- RECORDS SHOWN:
··········

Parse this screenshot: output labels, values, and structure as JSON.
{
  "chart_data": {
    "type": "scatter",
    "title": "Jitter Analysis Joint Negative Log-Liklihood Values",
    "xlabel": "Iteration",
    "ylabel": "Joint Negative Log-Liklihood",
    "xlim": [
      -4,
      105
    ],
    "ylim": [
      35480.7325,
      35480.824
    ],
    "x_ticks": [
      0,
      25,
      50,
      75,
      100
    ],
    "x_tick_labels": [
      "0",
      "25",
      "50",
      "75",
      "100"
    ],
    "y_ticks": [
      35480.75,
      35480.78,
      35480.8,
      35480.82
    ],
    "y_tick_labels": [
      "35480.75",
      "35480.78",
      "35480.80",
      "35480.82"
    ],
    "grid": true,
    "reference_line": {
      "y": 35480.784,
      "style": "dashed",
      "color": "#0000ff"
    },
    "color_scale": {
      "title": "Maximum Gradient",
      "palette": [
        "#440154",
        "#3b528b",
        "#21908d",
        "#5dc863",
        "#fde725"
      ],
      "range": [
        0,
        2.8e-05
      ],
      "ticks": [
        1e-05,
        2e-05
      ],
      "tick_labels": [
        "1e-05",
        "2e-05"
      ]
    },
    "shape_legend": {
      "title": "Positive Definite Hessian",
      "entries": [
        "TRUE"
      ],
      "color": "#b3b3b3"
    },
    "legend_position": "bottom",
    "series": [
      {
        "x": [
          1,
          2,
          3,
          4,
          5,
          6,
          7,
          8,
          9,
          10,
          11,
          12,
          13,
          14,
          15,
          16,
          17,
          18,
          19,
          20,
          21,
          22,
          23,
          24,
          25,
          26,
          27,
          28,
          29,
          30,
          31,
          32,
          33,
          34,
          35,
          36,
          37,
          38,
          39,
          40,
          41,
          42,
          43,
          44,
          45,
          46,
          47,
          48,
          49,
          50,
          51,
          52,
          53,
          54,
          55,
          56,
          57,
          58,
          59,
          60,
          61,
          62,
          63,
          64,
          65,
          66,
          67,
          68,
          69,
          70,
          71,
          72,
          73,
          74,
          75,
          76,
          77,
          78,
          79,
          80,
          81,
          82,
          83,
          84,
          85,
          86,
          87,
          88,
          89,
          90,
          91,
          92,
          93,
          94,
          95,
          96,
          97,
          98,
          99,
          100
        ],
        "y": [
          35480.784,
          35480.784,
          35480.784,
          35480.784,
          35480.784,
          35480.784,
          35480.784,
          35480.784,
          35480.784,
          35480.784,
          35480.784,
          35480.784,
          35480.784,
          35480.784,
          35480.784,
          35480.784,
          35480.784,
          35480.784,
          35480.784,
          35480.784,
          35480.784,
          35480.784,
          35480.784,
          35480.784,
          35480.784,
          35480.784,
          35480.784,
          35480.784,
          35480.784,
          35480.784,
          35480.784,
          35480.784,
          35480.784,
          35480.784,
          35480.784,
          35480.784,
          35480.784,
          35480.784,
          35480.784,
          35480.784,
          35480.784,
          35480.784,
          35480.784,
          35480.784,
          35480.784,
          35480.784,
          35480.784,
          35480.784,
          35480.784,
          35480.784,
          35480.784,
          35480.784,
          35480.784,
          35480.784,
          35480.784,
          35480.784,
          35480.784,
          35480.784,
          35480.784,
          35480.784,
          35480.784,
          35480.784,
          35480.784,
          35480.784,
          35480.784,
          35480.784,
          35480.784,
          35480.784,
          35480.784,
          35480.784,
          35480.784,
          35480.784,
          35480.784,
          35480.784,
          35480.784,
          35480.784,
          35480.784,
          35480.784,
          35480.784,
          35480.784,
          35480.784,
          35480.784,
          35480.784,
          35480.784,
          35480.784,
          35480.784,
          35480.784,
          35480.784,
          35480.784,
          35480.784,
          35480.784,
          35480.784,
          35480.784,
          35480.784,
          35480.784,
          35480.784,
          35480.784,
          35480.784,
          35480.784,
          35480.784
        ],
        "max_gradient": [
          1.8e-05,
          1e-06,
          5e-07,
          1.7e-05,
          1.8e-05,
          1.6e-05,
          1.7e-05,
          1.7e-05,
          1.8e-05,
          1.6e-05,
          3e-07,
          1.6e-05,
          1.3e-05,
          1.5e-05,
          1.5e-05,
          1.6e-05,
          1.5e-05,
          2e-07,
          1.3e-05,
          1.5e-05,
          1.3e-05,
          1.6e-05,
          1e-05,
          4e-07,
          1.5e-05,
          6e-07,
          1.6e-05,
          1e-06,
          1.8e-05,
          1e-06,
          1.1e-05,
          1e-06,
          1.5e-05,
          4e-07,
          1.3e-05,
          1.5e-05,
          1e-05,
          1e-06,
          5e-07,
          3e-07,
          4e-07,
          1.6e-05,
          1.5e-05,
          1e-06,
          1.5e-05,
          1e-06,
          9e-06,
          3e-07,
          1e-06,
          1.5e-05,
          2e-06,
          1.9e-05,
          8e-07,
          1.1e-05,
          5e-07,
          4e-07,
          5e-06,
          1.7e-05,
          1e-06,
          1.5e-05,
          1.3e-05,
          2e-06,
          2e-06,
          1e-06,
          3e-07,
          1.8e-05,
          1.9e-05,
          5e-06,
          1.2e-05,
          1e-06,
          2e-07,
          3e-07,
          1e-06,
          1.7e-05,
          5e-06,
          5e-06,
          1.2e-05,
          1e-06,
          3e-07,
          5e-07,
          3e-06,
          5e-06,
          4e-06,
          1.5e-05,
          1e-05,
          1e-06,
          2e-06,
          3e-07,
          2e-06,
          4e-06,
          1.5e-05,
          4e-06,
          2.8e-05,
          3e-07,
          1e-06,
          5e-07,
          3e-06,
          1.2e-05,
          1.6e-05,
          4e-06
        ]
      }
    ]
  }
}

··········

- WHAT TO PRODUCE: Give the complete listing a second time, exactly as it reads.

- SOLUTION:
Parse this screenshot: output labels, values, and structure as JSON.
{
  "chart_data": {
    "type": "scatter",
    "title": "Jitter Analysis Joint Negative Log-Liklihood Values",
    "xlabel": "Iteration",
    "ylabel": "Joint Negative Log-Liklihood",
    "xlim": [
      -4,
      105
    ],
    "ylim": [
      35480.7325,
      35480.824
    ],
    "x_ticks": [
      0,
      25,
      50,
      75,
      100
    ],
    "x_tick_labels": [
      "0",
      "25",
      "50",
      "75",
      "100"
    ],
    "y_ticks": [
      35480.75,
      35480.78,
      35480.8,
      35480.82
    ],
    "y_tick_labels": [
      "35480.75",
      "35480.78",
      "35480.80",
      "35480.82"
    ],
    "grid": true,
    "reference_line": {
      "y": 35480.784,
      "style": "dashed",
      "color": "#0000ff"
    },
    "color_scale": {
      "title": "Maximum Gradient",
      "palette": [
        "#440154",
        "#3b528b",
        "#21908d",
        "#5dc863",
        "#fde725"
      ],
      "range": [
        0,
        2.8e-05
      ],
      "ticks": [
        1e-05,
        2e-05
      ],
      "tick_labels": [
        "1e-05",
        "2e-05"
      ]
    },
    "shape_legend": {
      "title": "Positive Definite Hessian",
      "entries": [
        "TRUE"
      ],
      "color": "#b3b3b3"
    },
    "legend_position": "bottom",
    "series": [
      {
        "x": [
          1,
          2,
          3,
          4,
          5,
          6,
          7,
          8,
          9,
          10,
          11,
          12,
          13,
          14,
          15,
          16,
          17,
          18,
          19,
          20,
          21,
          22,
          23,
          24,
          25,
          26,
          27,
          28,
          29,
          30,
          31,
          32,
          33,
          34,
          35,
          36,
          37,
          38,
          39,
          40,
          41,
          42,
          43,
          44,
          45,
          46,
          47,
          48,
          49,
          50,
          51,
          52,
          53,
          54,
          55,
          56,
          57,
          58,
          59,
          60,
          61,
          62,
          63,
          64,
          65,
          66,
          67,
          68,
          69,
          70,
          71,
          72,
          73,
          74,
          75,
          76,
          77,
          78,
          79,
          80,
          81,
          82,
          83,
          84,
          85,
          86,
          87,
          88,
          89,
          90,
          91,
          92,
          93,
          94,
          95,
          96,
          97,
          98,
          99,
          100
        ],
        "y": [
          35480.784,
          35480.784,
          35480.784,
          35480.784,
          35480.784,
          35480.784,
          35480.784,
          35480.784,
          35480.784,
          35480.784,
          35480.784,
          35480.784,
          35480.784,
          35480.784,
          35480.784,
          35480.784,
          35480.784,
          35480.784,
          35480.784,
          35480.784,
          35480.784,
          35480.784,
          35480.784,
          35480.784,
          35480.784,
          35480.784,
          35480.784,
          35480.784,
          35480.784,
          35480.784,
          35480.784,
          35480.784,
          35480.784,
          35480.784,
          35480.784,
          35480.784,
          35480.784,
          35480.784,
          35480.784,
          35480.784,
          35480.784,
          35480.784,
          35480.784,
          35480.784,
          35480.784,
          35480.784,
          35480.784,
          35480.784,
          35480.784,
          35480.784,
          35480.784,
          35480.784,
          35480.784,
          35480.784,
          35480.784,
          35480.784,
          35480.784,
          35480.784,
          35480.784,
          35480.784,
          35480.784,
          35480.784,
          35480.784,
          35480.784,
          35480.784,
          35480.784,
          35480.784,
          35480.784,
          35480.784,
          35480.784,
          35480.784,
          35480.784,
          35480.784,
          35480.784,
          35480.784,
          35480.784,
          35480.784,
          35480.784,
          35480.784,
          35480.784,
          35480.784,
          35480.784,
          35480.784,
          35480.784,
          35480.784,
          35480.784,
          35480.784,
          35480.784,
          35480.784,
          35480.784,
          35480.784,
          35480.784,
          35480.784,
          35480.784,
          35480.784,
          35480.784,
          35480.784,
          35480.784,
          35480.784,
          35480.784
        ],
        "max_gradient": [
          1.8e-05,
          1e-06,
          5e-07,
          1.7e-05,
          1.8e-05,
          1.6e-05,
          1.7e-05,
          1.7e-05,
          1.8e-05,
          1.6e-05,
          3e-07,
          1.6e-05,
          1.3e-05,
          1.5e-05,
          1.5e-05,
          1.6e-05,
          1.5e-05,
          2e-07,
          1.3e-05,
          1.5e-05,
          1.3e-05,
          1.6e-05,
          1e-05,
          4e-07,
          1.5e-05,
          6e-07,
          1.6e-05,
          1e-06,
          1.8e-05,
          1e-06,
          1.1e-05,
          1e-06,
          1.5e-05,
          4e-07,
          1.3e-05,
          1.5e-05,
          1e-05,
          1e-06,
          5e-07,
          3e-07,
          4e-07,
          1.6e-05,
          1.5e-05,
          1e-06,
          1.5e-05,
          1e-06,
          9e-06,
          3e-07,
          1e-06,
          1.5e-05,
          2e-06,
          1.9e-05,
          8e-07,
          1.1e-05,
          5e-07,
          4e-07,
          5e-06,
          1.7e-05,
          1e-06,
          1.5e-05,
          1.3e-05,
          2e-06,
          2e-06,
          1e-06,
          3e-07,
          1.8e-05,
          1.9e-05,
          5e-06,
          1.2e-05,
          1e-06,
          2e-07,
          3e-07,
          1e-06,
          1.7e-05,
          5e-06,
          5e-06,
          1.2e-05,
          1e-06,
          3e-07,
          5e-07,
          3e-06,
          5e-06,
          4e-06,
          1.5e-05,
          1e-05,
          1e-06,
          2e-06,
          3e-07,
          2e-06,
          4e-06,
          1.5e-05,
          4e-06,
          2.8e-05,
          3e-07,
          1e-06,
          5e-07,
          3e-06,
          1.2e-05,
          1.6e-05,
          4e-06
        ]
      }
    ]
  }
}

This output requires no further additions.